Identify and copy all lines of the material where the string "rights" is found.
:: DATASET EXTRACT
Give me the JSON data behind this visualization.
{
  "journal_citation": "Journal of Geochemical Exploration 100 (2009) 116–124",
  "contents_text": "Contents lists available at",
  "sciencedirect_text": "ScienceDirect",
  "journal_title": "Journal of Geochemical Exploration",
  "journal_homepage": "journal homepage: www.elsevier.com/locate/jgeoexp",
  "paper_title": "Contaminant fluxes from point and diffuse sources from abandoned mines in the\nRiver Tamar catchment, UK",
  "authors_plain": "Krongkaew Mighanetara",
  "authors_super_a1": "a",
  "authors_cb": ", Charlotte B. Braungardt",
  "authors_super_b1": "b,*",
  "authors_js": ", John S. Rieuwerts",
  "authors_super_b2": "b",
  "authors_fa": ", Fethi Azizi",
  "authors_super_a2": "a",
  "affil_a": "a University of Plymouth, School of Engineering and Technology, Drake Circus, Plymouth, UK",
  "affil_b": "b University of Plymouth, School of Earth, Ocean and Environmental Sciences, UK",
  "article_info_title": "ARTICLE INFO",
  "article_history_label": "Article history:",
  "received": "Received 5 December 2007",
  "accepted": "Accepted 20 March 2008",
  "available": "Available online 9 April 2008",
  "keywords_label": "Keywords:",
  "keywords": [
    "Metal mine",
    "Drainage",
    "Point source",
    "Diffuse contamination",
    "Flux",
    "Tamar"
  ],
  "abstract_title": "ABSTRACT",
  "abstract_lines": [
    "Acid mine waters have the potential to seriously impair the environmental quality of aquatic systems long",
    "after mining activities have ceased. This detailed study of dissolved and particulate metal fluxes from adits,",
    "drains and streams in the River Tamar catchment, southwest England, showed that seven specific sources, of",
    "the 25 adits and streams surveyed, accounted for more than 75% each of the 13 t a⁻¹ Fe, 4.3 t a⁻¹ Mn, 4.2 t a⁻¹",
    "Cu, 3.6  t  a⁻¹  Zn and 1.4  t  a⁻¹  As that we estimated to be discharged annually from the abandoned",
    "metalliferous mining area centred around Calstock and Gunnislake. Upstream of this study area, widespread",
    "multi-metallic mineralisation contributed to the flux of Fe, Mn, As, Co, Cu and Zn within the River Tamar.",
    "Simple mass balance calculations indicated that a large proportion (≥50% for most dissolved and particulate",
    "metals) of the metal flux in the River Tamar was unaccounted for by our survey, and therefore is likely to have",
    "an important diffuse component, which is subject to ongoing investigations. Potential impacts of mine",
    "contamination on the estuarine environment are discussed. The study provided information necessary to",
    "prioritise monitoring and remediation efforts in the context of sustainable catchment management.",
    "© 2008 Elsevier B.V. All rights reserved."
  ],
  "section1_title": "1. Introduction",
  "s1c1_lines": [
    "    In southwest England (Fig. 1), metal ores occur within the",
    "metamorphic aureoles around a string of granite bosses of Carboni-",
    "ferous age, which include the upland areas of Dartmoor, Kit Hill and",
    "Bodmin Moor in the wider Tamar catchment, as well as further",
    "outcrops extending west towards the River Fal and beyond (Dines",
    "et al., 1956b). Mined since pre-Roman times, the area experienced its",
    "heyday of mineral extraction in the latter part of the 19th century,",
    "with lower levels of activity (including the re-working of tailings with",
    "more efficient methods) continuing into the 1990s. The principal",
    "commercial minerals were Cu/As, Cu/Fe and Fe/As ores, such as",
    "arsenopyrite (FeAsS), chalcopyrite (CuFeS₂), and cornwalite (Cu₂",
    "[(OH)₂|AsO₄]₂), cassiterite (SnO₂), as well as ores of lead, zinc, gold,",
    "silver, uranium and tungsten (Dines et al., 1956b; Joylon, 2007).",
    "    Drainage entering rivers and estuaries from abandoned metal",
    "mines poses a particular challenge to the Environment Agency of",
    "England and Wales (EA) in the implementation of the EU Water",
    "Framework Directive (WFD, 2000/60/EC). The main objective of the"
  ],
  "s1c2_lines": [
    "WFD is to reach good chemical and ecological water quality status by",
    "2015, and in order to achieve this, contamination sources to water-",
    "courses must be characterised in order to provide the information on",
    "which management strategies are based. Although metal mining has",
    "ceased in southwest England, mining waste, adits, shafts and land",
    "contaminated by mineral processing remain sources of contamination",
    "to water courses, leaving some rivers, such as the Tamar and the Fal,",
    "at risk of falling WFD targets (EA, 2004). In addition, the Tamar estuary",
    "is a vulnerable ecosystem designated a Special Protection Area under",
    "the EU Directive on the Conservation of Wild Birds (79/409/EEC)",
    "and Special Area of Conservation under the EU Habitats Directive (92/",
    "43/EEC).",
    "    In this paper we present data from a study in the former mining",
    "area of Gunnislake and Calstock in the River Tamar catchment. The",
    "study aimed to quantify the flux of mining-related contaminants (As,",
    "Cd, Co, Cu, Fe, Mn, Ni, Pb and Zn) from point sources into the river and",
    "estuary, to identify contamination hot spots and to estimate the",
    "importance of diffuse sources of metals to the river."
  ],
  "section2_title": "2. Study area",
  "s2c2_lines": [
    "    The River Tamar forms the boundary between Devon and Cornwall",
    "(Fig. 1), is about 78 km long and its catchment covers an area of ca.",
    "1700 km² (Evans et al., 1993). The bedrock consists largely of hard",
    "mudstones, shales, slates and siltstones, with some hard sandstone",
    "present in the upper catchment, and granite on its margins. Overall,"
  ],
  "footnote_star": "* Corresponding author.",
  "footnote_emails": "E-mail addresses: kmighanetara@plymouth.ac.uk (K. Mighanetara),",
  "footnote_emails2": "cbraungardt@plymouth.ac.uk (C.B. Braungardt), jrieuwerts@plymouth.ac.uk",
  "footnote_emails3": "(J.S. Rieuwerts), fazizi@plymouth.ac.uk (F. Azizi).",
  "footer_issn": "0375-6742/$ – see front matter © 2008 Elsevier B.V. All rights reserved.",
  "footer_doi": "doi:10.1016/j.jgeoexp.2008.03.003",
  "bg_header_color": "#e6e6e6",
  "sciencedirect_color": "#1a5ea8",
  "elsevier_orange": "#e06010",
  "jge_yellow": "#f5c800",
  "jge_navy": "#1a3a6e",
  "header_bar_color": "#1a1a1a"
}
::::
OUTPUT FOR THIS EXERCISE:
    "© 2008 Elsevier B.V. All rights reserved."
  "footer_issn": "0375-6742/$ – see front matter © 2008 Elsevier B.V. All rights reserved.",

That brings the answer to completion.